=== WRITTEN TASK ===
Output every record below exactly as it appears.
▶
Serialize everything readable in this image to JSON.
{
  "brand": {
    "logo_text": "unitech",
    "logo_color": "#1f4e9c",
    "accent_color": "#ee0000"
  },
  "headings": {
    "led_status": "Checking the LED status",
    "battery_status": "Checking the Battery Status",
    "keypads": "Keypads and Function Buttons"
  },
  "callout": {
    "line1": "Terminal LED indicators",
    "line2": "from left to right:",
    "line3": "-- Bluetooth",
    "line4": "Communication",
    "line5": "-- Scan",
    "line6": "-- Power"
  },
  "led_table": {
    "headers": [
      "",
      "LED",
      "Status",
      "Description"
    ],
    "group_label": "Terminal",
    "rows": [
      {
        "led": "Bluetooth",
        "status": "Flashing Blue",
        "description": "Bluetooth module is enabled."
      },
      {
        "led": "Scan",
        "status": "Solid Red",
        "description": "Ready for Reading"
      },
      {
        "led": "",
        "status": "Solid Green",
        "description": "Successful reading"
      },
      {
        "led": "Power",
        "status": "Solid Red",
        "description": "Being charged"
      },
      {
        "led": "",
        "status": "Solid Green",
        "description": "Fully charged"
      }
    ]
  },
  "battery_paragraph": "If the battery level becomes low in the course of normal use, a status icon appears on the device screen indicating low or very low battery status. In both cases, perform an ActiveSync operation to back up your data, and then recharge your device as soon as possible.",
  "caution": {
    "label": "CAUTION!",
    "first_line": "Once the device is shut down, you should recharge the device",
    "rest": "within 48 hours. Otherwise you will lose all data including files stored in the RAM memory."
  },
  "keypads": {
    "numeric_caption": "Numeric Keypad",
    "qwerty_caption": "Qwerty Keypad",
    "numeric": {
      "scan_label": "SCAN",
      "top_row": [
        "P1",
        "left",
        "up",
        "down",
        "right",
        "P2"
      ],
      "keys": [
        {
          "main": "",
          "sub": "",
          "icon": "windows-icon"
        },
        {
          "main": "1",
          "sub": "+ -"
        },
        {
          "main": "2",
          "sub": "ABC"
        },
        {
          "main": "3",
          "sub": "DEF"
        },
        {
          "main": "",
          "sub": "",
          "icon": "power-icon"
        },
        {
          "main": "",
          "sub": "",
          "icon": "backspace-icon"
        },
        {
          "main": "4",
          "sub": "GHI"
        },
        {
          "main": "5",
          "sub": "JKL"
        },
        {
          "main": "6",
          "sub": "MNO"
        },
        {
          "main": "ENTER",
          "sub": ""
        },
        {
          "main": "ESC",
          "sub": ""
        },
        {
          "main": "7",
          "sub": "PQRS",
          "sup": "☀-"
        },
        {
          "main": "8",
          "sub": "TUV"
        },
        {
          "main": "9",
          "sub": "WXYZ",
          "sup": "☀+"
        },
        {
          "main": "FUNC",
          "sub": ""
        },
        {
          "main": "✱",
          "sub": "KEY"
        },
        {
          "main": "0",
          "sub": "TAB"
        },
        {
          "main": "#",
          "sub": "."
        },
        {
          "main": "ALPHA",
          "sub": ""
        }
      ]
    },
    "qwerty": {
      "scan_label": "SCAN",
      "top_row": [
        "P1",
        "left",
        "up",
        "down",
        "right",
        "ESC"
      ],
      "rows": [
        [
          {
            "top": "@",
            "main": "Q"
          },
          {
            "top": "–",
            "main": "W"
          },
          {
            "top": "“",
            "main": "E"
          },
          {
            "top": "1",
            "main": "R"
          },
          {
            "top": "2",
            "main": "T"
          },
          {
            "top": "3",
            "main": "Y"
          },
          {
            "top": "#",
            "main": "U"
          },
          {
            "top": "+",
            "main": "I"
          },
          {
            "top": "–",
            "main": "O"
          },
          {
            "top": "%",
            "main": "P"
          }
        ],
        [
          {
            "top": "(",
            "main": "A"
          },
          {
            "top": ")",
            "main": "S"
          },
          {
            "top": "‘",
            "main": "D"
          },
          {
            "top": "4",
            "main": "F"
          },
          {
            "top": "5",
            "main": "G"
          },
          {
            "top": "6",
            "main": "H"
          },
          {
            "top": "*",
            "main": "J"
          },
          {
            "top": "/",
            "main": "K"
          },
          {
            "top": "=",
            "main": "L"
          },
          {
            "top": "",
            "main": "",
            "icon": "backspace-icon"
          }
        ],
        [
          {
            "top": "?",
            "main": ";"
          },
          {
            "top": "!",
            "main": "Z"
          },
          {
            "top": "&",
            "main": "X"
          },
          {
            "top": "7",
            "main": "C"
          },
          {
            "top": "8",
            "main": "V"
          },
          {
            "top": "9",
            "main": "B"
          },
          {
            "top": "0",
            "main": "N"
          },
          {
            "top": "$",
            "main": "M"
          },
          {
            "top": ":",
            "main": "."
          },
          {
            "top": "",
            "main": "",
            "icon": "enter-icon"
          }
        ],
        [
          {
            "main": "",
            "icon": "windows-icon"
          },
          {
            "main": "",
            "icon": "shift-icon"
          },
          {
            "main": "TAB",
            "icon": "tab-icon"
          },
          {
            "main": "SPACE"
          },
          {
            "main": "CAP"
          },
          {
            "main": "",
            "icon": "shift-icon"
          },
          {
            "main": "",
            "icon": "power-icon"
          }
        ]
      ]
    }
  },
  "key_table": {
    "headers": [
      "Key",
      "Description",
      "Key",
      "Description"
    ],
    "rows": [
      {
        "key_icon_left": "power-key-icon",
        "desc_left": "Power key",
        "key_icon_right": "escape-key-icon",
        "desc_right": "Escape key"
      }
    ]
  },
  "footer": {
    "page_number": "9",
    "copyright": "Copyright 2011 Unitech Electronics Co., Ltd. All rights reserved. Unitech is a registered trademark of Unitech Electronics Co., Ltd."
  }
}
◀
=== EXERCISE RESULT ===
Serialize everything readable in this image to JSON.
{
  "brand": {
    "logo_text": "unitech",
    "logo_color": "#1f4e9c",
    "accent_color": "#ee0000"
  },
  "headings": {
    "led_status": "Checking the LED status",
    "battery_status": "Checking the Battery Status",
    "keypads": "Keypads and Function Buttons"
  },
  "callout": {
    "line1": "Terminal LED indicators",
    "line2": "from left to right:",
    "line3": "-- Bluetooth",
    "line4": "Communication",
    "line5": "-- Scan",
    "line6": "-- Power"
  },
  "led_table": {
    "headers": [
      "",
      "LED",
      "Status",
      "Description"
    ],
    "group_label": "Terminal",
    "rows": [
      {
        "led": "Bluetooth",
        "status": "Flashing Blue",
        "description": "Bluetooth module is enabled."
      },
      {
        "led": "Scan",
        "status": "Solid Red",
        "description": "Ready for Reading"
      },
      {
        "led": "",
        "status": "Solid Green",
        "description": "Successful reading"
      },
      {
        "led": "Power",
        "status": "Solid Red",
        "description": "Being charged"
      },
      {
        "led": "",
        "status": "Solid Green",
        "description": "Fully charged"
      }
    ]
  },
  "battery_paragraph": "If the battery level becomes low in the course of normal use, a status icon appears on the device screen indicating low or very low battery status. In both cases, perform an ActiveSync operation to back up your data, and then recharge your device as soon as possible.",
  "caution": {
    "label": "CAUTION!",
    "first_line": "Once the device is shut down, you should recharge the device",
    "rest": "within 48 hours. Otherwise you will lose all data including files stored in the RAM memory."
  },
  "keypads": {
    "numeric_caption": "Numeric Keypad",
    "qwerty_caption": "Qwerty Keypad",
    "numeric": {
      "scan_label": "SCAN",
      "top_row": [
        "P1",
        "left",
        "up",
        "down",
        "right",
        "P2"
      ],
      "keys": [
        {
          "main": "",
          "sub": "",
          "icon": "windows-icon"
        },
        {
          "main": "1",
          "sub": "+ -"
        },
        {
          "main": "2",
          "sub": "ABC"
        },
        {
          "main": "3",
          "sub": "DEF"
        },
        {
          "main": "",
          "sub": "",
          "icon": "power-icon"
        },
        {
          "main": "",
          "sub": "",
          "icon": "backspace-icon"
        },
        {
          "main": "4",
          "sub": "GHI"
        },
        {
          "main": "5",
          "sub": "JKL"
        },
        {
          "main": "6",
          "sub": "MNO"
        },
        {
          "main": "ENTER",
          "sub": ""
        },
        {
          "main": "ESC",
          "sub": ""
        },
        {
          "main": "7",
          "sub": "PQRS",
          "sup": "☀-"
        },
        {
          "main": "8",
          "sub": "TUV"
        },
        {
          "main": "9",
          "sub": "WXYZ",
          "sup": "☀+"
        },
        {
          "main": "FUNC",
          "sub": ""
        },
        {
          "main": "✱",
          "sub": "KEY"
        },
        {
          "main": "0",
          "sub": "TAB"
        },
        {
          "main": "#",
          "sub": "."
        },
        {
          "main": "ALPHA",
          "sub": ""
        }
      ]
    },
    "qwerty": {
      "scan_label": "SCAN",
      "top_row": [
        "P1",
        "left",
        "up",
        "down",
        "right",
        "ESC"
      ],
      "rows": [
        [
          {
            "top": "@",
            "main": "Q"
          },
          {
            "top": "–",
            "main": "W"
          },
          {
            "top": "“",
            "main": "E"
          },
          {
            "top": "1",
            "main": "R"
          },
          {
            "top": "2",
            "main": "T"
          },
          {
            "top": "3",
            "main": "Y"
          },
          {
            "top": "#",
            "main": "U"
          },
          {
            "top": "+",
            "main": "I"
          },
          {
            "top": "–",
            "main": "O"
          },
          {
            "top": "%",
            "main": "P"
          }
        ],
        [
          {
            "top": "(",
            "main": "A"
          },
          {
            "top": ")",
            "main": "S"
          },
          {
            "top": "‘",
            "main": "D"
          },
          {
            "top": "4",
            "main": "F"
          },
          {
            "top": "5",
            "main": "G"
          },
          {
            "top": "6",
            "main": "H"
          },
          {
            "top": "*",
            "main": "J"
          },
          {
            "top": "/",
            "main": "K"
          },
          {
            "top": "=",
            "main": "L"
          },
          {
            "top": "",
            "main": "",
            "icon": "backspace-icon"
          }
        ],
        [
          {
            "top": "?",
            "main": ";"
          },
          {
            "top": "!",
            "main": "Z"
          },
          {
            "top": "&",
            "main": "X"
          },
          {
            "top": "7",
            "main": "C"
          },
          {
            "top": "8",
            "main": "V"
          },
          {
            "top": "9",
            "main": "B"
          },
          {
            "top": "0",
            "main": "N"
          },
          {
            "top": "$",
            "main": "M"
          },
          {
            "top": ":",
            "main": "."
          },
          {
            "top": "",
            "main": "",
            "icon": "enter-icon"
          }
        ],
        [
          {
            "main": "",
            "icon": "windows-icon"
          },
          {
            "main": "",
            "icon": "shift-icon"
          },
          {
            "main": "TAB",
            "icon": "tab-icon"
          },
          {
            "main": "SPACE"
          },
          {
            "main": "CAP"
          },
          {
            "main": "",
            "icon": "shift-icon"
          },
          {
            "main": "",
            "icon": "power-icon"
          }
        ]
      ]
    }
  },
  "key_table": {
    "headers": [
      "Key",
      "Description",
      "Key",
      "Description"
    ],
    "rows": [
      {
        "key_icon_left": "power-key-icon",
        "desc_left": "Power key",
        "key_icon_right": "escape-key-icon",
        "desc_right": "Escape key"
      }
    ]
  },
  "footer": {
    "page_number": "9",
    "copyright": "Copyright 2011 Unitech Electronics Co., Ltd. All rights reserved. Unitech is a registered trademark of Unitech Electronics Co., Ltd."
  }
}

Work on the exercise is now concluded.